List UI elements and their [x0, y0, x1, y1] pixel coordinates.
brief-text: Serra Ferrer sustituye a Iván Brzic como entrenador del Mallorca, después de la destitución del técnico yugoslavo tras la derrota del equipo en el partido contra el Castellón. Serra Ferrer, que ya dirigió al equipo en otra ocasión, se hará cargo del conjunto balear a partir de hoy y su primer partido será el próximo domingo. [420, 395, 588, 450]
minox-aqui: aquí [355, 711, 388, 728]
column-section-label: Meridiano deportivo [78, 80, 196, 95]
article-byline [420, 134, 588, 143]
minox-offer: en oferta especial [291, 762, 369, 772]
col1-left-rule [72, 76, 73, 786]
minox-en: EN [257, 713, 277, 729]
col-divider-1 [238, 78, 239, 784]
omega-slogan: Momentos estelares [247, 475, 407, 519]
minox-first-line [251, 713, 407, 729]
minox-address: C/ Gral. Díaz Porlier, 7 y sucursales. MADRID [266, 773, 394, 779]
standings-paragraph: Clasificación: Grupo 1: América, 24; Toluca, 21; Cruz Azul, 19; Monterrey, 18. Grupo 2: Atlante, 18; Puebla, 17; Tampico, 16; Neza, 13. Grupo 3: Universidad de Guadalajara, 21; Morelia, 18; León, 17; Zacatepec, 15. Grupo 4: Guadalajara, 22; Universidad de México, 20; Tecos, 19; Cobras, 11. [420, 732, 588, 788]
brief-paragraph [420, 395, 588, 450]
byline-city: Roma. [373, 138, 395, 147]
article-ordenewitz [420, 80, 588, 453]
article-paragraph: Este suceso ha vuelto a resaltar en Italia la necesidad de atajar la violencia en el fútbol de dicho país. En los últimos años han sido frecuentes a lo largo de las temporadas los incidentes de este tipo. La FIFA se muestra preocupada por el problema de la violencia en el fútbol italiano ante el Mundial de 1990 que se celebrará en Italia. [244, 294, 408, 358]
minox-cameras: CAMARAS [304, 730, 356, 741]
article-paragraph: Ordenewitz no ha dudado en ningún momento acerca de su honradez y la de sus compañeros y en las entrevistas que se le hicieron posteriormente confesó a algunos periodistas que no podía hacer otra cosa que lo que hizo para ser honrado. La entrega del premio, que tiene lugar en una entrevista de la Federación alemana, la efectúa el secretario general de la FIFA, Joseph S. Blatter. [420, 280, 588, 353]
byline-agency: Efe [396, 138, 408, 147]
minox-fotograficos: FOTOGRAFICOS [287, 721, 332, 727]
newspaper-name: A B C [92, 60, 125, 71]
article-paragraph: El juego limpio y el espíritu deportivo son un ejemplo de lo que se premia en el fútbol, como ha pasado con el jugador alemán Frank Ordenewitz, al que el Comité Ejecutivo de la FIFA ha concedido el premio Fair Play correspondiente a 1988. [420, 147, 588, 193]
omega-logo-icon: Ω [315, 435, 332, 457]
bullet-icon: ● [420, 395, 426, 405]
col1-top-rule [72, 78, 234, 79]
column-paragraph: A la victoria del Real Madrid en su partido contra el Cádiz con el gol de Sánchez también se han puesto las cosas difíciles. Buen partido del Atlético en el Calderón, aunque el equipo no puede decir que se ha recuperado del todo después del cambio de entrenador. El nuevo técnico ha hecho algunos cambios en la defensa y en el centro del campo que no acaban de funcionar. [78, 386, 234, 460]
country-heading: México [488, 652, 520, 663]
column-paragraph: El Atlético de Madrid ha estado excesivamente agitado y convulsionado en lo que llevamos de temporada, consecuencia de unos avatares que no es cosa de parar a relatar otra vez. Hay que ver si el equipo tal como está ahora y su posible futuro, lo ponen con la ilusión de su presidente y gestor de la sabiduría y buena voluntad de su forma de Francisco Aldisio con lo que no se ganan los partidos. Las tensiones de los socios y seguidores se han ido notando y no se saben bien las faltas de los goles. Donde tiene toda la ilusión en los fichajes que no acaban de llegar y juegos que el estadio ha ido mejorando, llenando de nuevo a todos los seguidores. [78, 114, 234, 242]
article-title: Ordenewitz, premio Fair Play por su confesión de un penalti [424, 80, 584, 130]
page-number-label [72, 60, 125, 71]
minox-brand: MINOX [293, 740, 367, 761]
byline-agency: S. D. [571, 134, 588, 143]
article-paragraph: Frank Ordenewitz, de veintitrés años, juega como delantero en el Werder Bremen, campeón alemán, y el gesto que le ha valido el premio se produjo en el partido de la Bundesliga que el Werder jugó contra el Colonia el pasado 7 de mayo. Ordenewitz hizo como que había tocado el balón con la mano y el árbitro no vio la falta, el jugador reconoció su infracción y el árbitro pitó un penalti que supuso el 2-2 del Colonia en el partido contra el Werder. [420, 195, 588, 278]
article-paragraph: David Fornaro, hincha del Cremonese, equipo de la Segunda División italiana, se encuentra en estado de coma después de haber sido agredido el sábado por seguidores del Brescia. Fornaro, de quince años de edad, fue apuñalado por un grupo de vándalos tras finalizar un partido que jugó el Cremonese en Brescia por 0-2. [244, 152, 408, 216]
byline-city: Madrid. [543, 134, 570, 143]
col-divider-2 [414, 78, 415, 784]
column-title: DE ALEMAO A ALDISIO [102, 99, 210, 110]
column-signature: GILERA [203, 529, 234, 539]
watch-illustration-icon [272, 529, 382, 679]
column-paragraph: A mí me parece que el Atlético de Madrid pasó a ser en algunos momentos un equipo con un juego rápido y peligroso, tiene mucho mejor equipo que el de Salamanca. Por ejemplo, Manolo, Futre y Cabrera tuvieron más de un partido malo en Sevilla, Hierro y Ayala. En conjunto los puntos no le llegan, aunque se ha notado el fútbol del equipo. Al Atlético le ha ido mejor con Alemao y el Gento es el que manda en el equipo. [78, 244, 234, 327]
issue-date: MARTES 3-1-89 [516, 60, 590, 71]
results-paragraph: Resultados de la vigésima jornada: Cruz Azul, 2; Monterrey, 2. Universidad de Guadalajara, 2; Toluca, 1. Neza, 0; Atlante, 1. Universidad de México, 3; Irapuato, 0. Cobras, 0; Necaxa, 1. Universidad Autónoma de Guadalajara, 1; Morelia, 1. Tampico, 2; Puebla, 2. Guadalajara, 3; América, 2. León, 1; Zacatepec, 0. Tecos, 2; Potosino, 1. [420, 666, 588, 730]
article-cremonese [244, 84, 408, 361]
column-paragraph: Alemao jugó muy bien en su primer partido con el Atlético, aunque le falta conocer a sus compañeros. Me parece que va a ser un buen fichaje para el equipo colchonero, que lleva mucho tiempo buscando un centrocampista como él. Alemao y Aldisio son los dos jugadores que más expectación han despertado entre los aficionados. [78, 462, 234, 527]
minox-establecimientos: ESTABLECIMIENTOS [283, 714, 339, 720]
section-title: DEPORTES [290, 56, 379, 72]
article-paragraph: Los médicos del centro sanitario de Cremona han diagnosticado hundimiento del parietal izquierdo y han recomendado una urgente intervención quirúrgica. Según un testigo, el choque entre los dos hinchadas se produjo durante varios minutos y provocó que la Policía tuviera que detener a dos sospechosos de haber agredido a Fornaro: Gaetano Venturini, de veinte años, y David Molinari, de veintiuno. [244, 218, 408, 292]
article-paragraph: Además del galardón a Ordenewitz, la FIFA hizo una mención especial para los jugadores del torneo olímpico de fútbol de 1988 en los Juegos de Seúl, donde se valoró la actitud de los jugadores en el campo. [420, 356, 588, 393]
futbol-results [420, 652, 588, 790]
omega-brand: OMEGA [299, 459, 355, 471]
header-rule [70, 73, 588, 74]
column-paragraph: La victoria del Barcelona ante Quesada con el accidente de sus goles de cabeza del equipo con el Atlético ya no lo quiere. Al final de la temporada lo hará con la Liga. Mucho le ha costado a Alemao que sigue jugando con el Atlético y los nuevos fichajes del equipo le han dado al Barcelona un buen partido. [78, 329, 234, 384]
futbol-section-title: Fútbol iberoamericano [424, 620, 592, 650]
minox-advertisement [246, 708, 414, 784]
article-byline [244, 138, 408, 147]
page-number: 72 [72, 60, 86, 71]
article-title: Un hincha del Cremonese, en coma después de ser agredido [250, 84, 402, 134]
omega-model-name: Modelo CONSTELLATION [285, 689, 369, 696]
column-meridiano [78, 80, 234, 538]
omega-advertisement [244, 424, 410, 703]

Task directions
Copy everything from the start of the records down to the line that contains "minox-cameras: CAMARAS [304, 730, 356, 741]", with that line included. Reproduce each line without any change.

Exercise answer
List UI elements and their [x0, y0, x1, y1] pixel coordinates.
brief-text: Serra Ferrer sustituye a Iván Brzic como entrenador del Mallorca, después de la destitución del técnico yugoslavo tras la derrota del equipo en el partido contra el Castellón. Serra Ferrer, que ya dirigió al equipo en otra ocasión, se hará cargo del conjunto balear a partir de hoy y su primer partido será el próximo domingo. [420, 395, 588, 450]
minox-aqui: aquí [355, 711, 388, 728]
column-section-label: Meridiano deportivo [78, 80, 196, 95]
article-byline [420, 134, 588, 143]
minox-offer: en oferta especial [291, 762, 369, 772]
col1-left-rule [72, 76, 73, 786]
minox-en: EN [257, 713, 277, 729]
col-divider-1 [238, 78, 239, 784]
omega-slogan: Momentos estelares [247, 475, 407, 519]
minox-first-line [251, 713, 407, 729]
minox-address: C/ Gral. Díaz Porlier, 7 y sucursales. MADRID [266, 773, 394, 779]
standings-paragraph: Clasificación: Grupo 1: América, 24; Toluca, 21; Cruz Azul, 19; Monterrey, 18. Grupo 2: Atlante, 18; Puebla, 17; Tampico, 16; Neza, 13. Grupo 3: Universidad de Guadalajara, 21; Morelia, 18; León, 17; Zacatepec, 15. Grupo 4: Guadalajara, 22; Universidad de México, 20; Tecos, 19; Cobras, 11. [420, 732, 588, 788]
brief-paragraph [420, 395, 588, 450]
byline-city: Roma. [373, 138, 395, 147]
article-ordenewitz [420, 80, 588, 453]
article-paragraph: Este suceso ha vuelto a resaltar en Italia la necesidad de atajar la violencia en el fútbol de dicho país. En los últimos años han sido frecuentes a lo largo de las temporadas los incidentes de este tipo. La FIFA se muestra preocupada por el problema de la violencia en el fútbol italiano ante el Mundial de 1990 que se celebrará en Italia. [244, 294, 408, 358]
minox-cameras: CAMARAS [304, 730, 356, 741]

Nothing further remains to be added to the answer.